[Stored entries]
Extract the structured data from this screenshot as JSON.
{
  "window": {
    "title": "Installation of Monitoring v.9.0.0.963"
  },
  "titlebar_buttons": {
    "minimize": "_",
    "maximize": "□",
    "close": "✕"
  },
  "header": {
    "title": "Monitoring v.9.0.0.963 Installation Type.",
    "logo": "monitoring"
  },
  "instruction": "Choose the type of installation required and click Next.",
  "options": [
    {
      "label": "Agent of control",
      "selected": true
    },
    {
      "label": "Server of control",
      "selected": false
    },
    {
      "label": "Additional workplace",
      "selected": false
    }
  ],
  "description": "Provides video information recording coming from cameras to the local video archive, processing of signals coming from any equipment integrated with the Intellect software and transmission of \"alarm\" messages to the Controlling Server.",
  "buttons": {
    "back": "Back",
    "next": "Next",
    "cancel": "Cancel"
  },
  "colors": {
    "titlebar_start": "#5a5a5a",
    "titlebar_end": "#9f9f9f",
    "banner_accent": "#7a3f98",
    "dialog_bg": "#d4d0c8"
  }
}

* [What the exercise asks]: Gather each line that holds "from".

* [Answer to the exercise]:
Extract the structured data from this screenshot as JSON.
  "description": "Provides video information recording coming from cameras to the local video archive, processing of signals coming from any equipment integrated with the Intellect software and transmission of \"alarm\" messages to the Controlling Server.",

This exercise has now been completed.